** begin Text segment **

Re: [PATCH 1/8] iommu: Decouple iommu_present() from bus ops

From: Robin Murphy
Date: Mon Jan 30 2023 - 08:49:45 EST


On 2023-01-28 08:49, Baolu Lu wrote:
On 2023/1/27 23:43, Jason Gunthorpe wrote:
On Fri, Jan 27, 2023 at 03:19:55PM +0000, Robin Murphy wrote:

The current implementation of device_iommu_mapped() just dates back to when
dev->iommu_group was the only per-device thing we had, so in principle I
don't have any conceptual objection to redefining it in terms of "device has
ops" rather than "device has a group", but as things stand you'd still have
to do something about PPC first (I know Jason had been pushing on that, but
I've not kept track of where it got to).
PPC hasn't moved at all, AFAICT. In a few more months I'm going to
suggest we delete the special VFIO support due to it being broken,
distros already having turned it off and nobody caring enough to fix
it..

What does device_iommu_mapped() even really mean?

Looking at usages..

These are fixing SOC HW bugs/issues - the desire seems to be "is the SOC's
IOMMU enabled"

drivers/char/agp/intel-gtt.c: device_iommu_mapped(&intel_private.pcidev->dev));
drivers/dma/sh/rcar-dmac.c:     if (device_iommu_mapped(&pdev->dev))
drivers/gpu/drm/i915/i915_utils.c:      if (device_iommu_mapped(i915->drm.dev))
?
drivers/usb/dwc3/dwc3-xilinx.c: if (of_dma_is_coherent(dev->of_node) || device_iommu_mapped(dev)) {
drivers/usb/host/xhci.c:        if (!(xhci->quirks & XHCI_ZERO_64B_REGS) || !device_iommu_mapped(dev))
drivers/crypto/qat/qat_common/adf_sriov.c:      if (!device_iommu_mapped(&pdev->dev))
?

These seem to be trying to decide if iommu_domain's can be used (and
they can't be on power):

drivers/gpu/drm/msm/msm_drv.c:  if (device_iommu_mapped(mdp_dev))
drivers/gpu/drm/msm/msm_drv.c:          device_iommu_mapped(dev->dev) ||
drivers/gpu/drm/msm/msm_drv.c: device_iommu_mapped(dev->dev->parent);
drivers/gpu/drm/nouveau/nvkm/engine/device/tegra.c:     if (device_iommu_mapped(dev)) {
drivers/gpu/drm/rockchip/rockchip_drm_drv.c:    if (!device_iommu_mapped(dev))
drivers/gpu/drm/tegra/uapi.c:   if (device_iommu_mapped(client->base.dev) && client->ops->can_use_memory_ctx) {
drivers/gpu/host1x/context.c:           if (!fwspec || !device_iommu_mapped(&ctx->dev)) {
drivers/infiniband/hw/usnic/usnic_ib_main.c:    if (!device_iommu_mapped(&pdev->dev)) {

Yikes, trying to map DMA addresses programmed into devices back to CPU addresses:

drivers/misc/habanalabs/common/debugfs.c: if (!user_address || device_iommu_mapped(&hdev->pdev->dev)) {
drivers/misc/habanalabs/gaudi2/gaudi2.c:                if (!device_iommu_mapped(&hdev->pdev->dev))

** end Text segment **
** begin Recorded data **

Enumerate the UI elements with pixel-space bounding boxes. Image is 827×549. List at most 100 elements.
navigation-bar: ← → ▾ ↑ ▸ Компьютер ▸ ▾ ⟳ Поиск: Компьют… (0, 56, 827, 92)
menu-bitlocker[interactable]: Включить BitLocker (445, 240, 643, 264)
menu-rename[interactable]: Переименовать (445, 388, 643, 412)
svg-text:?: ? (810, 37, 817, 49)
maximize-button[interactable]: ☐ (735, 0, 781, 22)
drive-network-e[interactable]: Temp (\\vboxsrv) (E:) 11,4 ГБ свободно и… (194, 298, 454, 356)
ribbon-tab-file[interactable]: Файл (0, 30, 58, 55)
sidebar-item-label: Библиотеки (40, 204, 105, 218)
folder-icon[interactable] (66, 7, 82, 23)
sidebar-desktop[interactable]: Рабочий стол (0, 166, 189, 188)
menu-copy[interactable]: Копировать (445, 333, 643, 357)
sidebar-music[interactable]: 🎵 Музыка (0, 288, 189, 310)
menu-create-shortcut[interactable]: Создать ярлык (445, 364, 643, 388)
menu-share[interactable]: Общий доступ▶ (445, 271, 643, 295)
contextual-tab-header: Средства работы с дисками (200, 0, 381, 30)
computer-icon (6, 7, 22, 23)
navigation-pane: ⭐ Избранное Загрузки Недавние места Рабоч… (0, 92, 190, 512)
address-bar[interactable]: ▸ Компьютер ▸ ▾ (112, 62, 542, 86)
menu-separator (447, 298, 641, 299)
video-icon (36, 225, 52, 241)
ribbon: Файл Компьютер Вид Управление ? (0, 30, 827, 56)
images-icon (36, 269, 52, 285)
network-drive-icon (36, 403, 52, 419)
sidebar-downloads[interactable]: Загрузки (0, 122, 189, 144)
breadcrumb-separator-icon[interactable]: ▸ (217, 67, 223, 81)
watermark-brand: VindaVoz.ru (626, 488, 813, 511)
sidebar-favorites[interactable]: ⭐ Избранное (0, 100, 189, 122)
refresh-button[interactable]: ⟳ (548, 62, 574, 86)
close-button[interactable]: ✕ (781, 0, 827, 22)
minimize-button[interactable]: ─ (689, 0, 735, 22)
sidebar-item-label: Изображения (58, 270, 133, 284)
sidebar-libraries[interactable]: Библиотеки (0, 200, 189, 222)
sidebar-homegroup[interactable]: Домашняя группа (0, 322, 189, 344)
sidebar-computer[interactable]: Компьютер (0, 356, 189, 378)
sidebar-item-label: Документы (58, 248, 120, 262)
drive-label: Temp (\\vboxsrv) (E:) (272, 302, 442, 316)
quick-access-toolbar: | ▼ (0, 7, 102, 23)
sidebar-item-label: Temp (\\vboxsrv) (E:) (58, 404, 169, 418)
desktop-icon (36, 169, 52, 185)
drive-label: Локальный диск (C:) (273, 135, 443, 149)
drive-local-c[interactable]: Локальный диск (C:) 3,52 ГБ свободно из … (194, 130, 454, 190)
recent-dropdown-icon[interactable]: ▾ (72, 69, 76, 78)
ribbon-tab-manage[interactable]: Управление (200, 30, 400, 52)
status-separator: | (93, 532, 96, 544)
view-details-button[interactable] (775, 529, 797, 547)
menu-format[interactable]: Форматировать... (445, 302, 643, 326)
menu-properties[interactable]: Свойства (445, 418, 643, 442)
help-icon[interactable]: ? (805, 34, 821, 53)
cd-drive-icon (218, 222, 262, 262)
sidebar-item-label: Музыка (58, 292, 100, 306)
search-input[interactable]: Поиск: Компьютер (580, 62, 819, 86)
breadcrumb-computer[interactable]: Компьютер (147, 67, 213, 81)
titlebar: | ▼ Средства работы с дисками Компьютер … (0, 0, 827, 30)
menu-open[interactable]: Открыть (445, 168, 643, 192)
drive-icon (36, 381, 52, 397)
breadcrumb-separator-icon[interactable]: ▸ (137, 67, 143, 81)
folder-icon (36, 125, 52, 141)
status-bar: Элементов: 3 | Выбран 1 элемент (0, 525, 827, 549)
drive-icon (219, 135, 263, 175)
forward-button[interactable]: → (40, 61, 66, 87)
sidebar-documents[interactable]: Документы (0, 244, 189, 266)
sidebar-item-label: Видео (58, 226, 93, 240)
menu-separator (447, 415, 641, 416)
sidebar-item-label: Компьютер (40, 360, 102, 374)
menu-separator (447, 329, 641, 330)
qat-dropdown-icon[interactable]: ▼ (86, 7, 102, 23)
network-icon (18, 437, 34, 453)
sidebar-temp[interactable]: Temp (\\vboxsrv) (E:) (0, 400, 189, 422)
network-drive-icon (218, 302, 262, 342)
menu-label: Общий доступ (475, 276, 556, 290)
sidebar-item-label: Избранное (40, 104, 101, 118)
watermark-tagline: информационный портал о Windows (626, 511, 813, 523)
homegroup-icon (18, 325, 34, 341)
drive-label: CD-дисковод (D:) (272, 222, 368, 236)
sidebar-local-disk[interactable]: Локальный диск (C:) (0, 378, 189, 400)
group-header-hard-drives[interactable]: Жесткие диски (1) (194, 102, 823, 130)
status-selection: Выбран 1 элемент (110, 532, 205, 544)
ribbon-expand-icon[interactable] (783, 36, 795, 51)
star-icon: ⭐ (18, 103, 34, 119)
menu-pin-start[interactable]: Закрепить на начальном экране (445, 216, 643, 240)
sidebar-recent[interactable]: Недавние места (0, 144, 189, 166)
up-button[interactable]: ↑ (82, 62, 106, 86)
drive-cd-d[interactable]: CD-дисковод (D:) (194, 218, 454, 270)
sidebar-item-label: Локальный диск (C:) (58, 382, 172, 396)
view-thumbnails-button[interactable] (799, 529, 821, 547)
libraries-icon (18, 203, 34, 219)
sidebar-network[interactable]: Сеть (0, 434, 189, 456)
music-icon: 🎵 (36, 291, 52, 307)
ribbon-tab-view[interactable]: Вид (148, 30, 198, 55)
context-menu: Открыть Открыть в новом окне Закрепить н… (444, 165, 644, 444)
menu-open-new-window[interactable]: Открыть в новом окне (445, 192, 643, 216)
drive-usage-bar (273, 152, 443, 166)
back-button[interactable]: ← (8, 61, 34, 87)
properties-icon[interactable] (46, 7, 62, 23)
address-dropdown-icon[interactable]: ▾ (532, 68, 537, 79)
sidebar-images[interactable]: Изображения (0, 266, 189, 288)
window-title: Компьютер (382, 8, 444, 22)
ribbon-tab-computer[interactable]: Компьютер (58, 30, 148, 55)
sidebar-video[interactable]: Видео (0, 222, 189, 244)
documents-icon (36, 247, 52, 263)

** end Recorded data **

[Work to be completed]
Answer these about the IOMMU patch thread:
(a) When does the current implementation of device_iommu_mapped() date back to?
(b) What does the thread say will be suggested in a few more months?
(c) What are the habanalabs driver usages described as trying to do?

[Reply]
(a) To when dev->iommu_group was the only per-device thing there was.
(b) Deleting the special VFIO support, because it is broken, distros have already turned it off and nobody cares enough to fix it.
(c) Map DMA addresses programmed into devices back to CPU addresses.